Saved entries
*-*-*

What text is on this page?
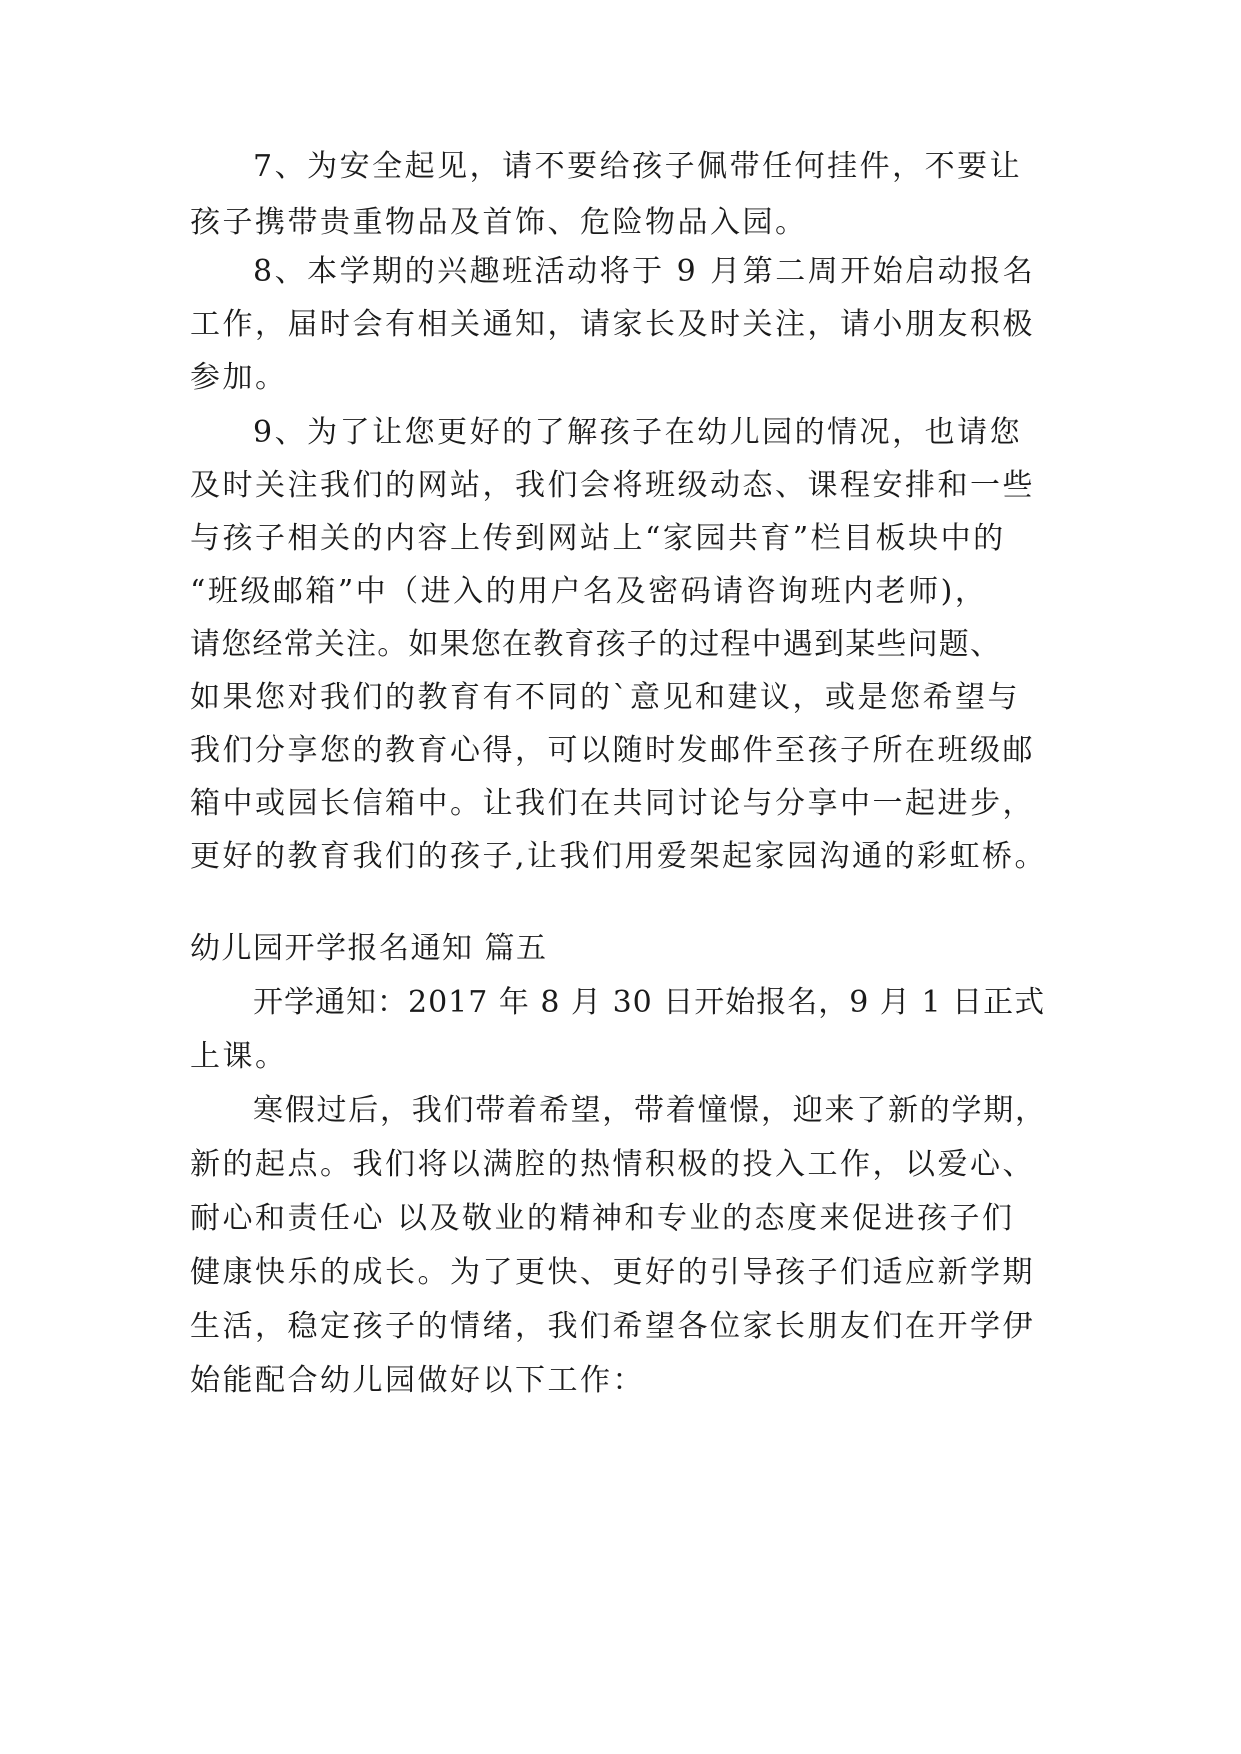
7、为安全起见，请不要给孩子佩带任何挂件，不要让
孩子携带贵重物品及首饰、危险物品入园。
8、本学期的兴趣班活动将于 9 月第二周开始启动报名
工作，届时会有相关通知，请家长及时关注，请小朋友积极
参加。
9、为了让您更好的了解孩子在幼儿园的情况，也请您
及时关注我们的网站，我们会将班级动态、课程安排和一些
与孩子相关的内容上传到网站上“家园共育”栏目板块中的
“班级邮箱”中（进入的用户名及密码请咨询班内老师)，
请您经常关注。如果您在教育孩子的过程中遇到某些问题、
如果您对我们的教育有不同的`意见和建议，或是您希望与
我们分享您的教育心得，可以随时发邮件至孩子所在班级邮
箱中或园长信箱中。让我们在共同讨论与分享中一起进步，
更好的教育我们的孩子,让我们用爱架起家园沟通的彩虹桥。
幼儿园开学报名通知 篇五
开学通知：2017 年 8 月 30 日开始报名，9 月 1 日正式
上课。
寒假过后，我们带着希望，带着憧憬，迎来了新的学期，
新的起点。我们将以满腔的热情积极的投入工作，以爱心、
耐心和责任心 以及敬业的精神和专业的态度来促进孩子们
健康快乐的成长。为了更快、更好的引导孩子们适应新学期
生活，稳定孩子的情绪，我们希望各位家长朋友们在开学伊
始能配合幼儿园做好以下工作：
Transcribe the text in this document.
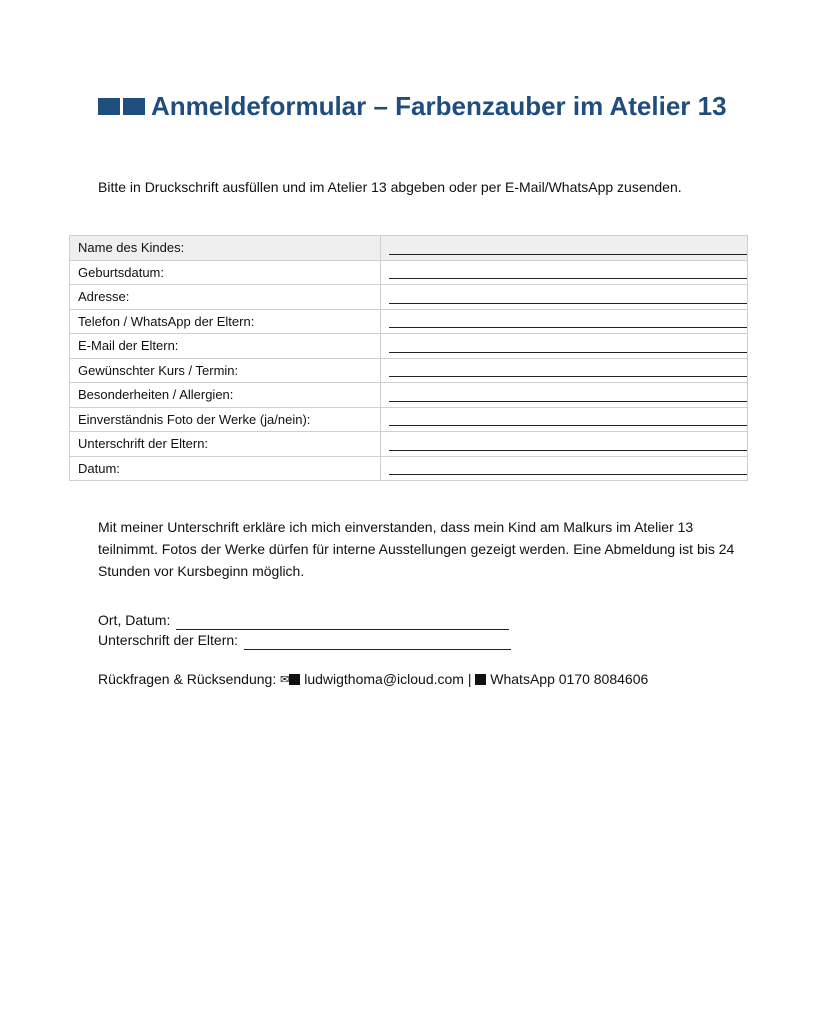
Anmeldeformular – Farbenzauber im Atelier 13

Bitte in Druckschrift ausfüllen und im Atelier 13 abgeben oder per E-Mail/WhatsApp zusenden.

Name des Kindes:	

Geburtsdatum:	

Adresse:	

Telefon / WhatsApp der Eltern:	

E-Mail der Eltern:	

Gewünschter Kurs / Termin:	

Besonderheiten / Allergien:	

Einverständnis Foto der Werke (ja/nein):	

Unterschrift der Eltern:	

Datum:	

Mit meiner Unterschrift erkläre ich mich einverstanden, dass mein Kind am Malkurs im Atelier 13 teilnimmt. Fotos der Werke dürfen für interne Ausstellungen gezeigt werden. Eine Abmeldung ist bis 24 Stunden vor Kursbeginn möglich.

Ort, Datum:
Unterschrift der Eltern:
Rückfragen & Rücksendung: ✉ ludwigthoma@icloud.com | WhatsApp 0170 8084606
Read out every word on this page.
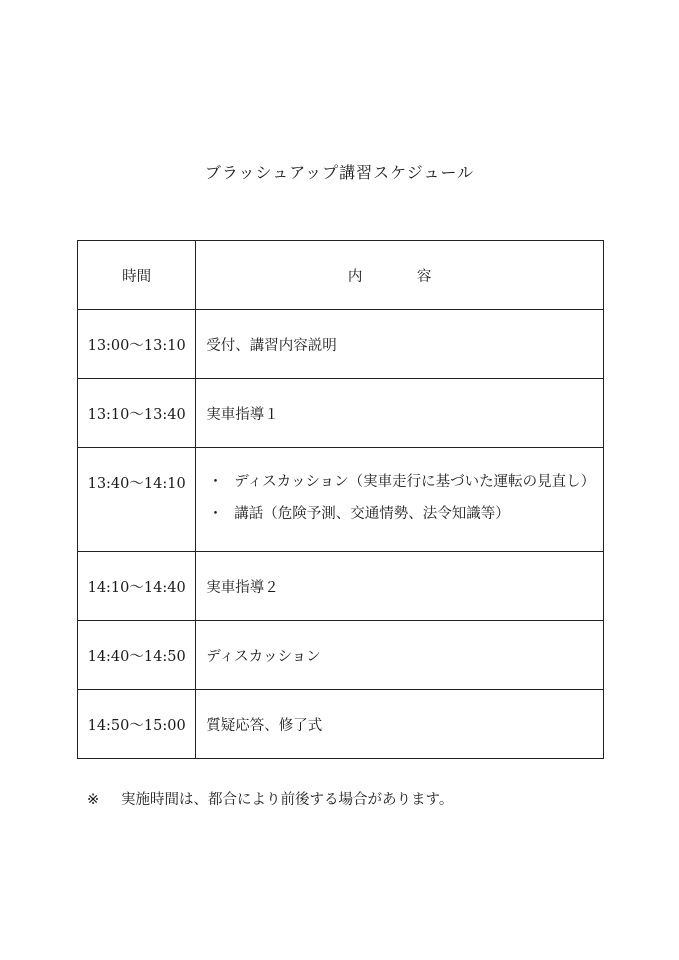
ブラッシュアップ講習スケジュール
時間	内　容
13:00～13:10	受付、講習内容説明
13:10～13:40	実車指導１
13:40～14:10	・ ディスカッション（実車走行に基づいた運転の見直し）
・ 講話（危険予測、交通情勢、法令知識等）

14:10～14:40	実車指導２
14:40～14:50	ディスカッション
14:50～15:00	質疑応答、修了式
※ 実施時間は、都合により前後する場合があります。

*-*-*

TASK OBJECTIVE:
Copy out the records above in full, exactly as written, but not the pictures.

REPLY:
What text is on this page?
7、为安全起见，请不要给孩子佩带任何挂件，不要让
孩子携带贵重物品及首饰、危险物品入园。
8、本学期的兴趣班活动将于 9 月第二周开始启动报名
工作，届时会有相关通知，请家长及时关注，请小朋友积极
参加。
9、为了让您更好的了解孩子在幼儿园的情况，也请您
及时关注我们的网站，我们会将班级动态、课程安排和一些
与孩子相关的内容上传到网站上“家园共育”栏目板块中的
“班级邮箱”中（进入的用户名及密码请咨询班内老师)，
请您经常关注。如果您在教育孩子的过程中遇到某些问题、
如果您对我们的教育有不同的`意见和建议，或是您希望与
我们分享您的教育心得，可以随时发邮件至孩子所在班级邮
箱中或园长信箱中。让我们在共同讨论与分享中一起进步，
更好的教育我们的孩子,让我们用爱架起家园沟通的彩虹桥。
幼儿园开学报名通知 篇五
开学通知：2017 年 8 月 30 日开始报名，9 月 1 日正式
上课。
寒假过后，我们带着希望，带着憧憬，迎来了新的学期，
新的起点。我们将以满腔的热情积极的投入工作，以爱心、
耐心和责任心 以及敬业的精神和专业的态度来促进孩子们
健康快乐的成长。为了更快、更好的引导孩子们适应新学期
生活，稳定孩子的情绪，我们希望各位家长朋友们在开学伊
始能配合幼儿园做好以下工作：
Transcribe the text in this document.
Anmeldeformular – Farbenzauber im Atelier 13

Bitte in Druckschrift ausfüllen und im Atelier 13 abgeben oder per E-Mail/WhatsApp zusenden.

Name des Kindes:	

Geburtsdatum:	

Adresse:	

Telefon / WhatsApp der Eltern:	

E-Mail der Eltern:	

Gewünschter Kurs / Termin:	

Besonderheiten / Allergien:	

Einverständnis Foto der Werke (ja/nein):	

Unterschrift der Eltern:	

Datum:	

Mit meiner Unterschrift erkläre ich mich einverstanden, dass mein Kind am Malkurs im Atelier 13 teilnimmt. Fotos der Werke dürfen für interne Ausstellungen gezeigt werden. Eine Abmeldung ist bis 24 Stunden vor Kursbeginn möglich.

Ort, Datum:
Unterschrift der Eltern:
Rückfragen & Rücksendung: ✉ ludwigthoma@icloud.com | WhatsApp 0170 8084606
Read out every word on this page.
ブラッシュアップ講習スケジュール
時間	内　容
13:00～13:10	受付、講習内容説明
13:10～13:40	実車指導１
13:40～14:10	・ ディスカッション（実車走行に基づいた運転の見直し）
・ 講話（危険予測、交通情勢、法令知識等）

14:10～14:40	実車指導２
14:40～14:50	ディスカッション
14:50～15:00	質疑応答、修了式
※ 実施時間は、都合により前後する場合があります。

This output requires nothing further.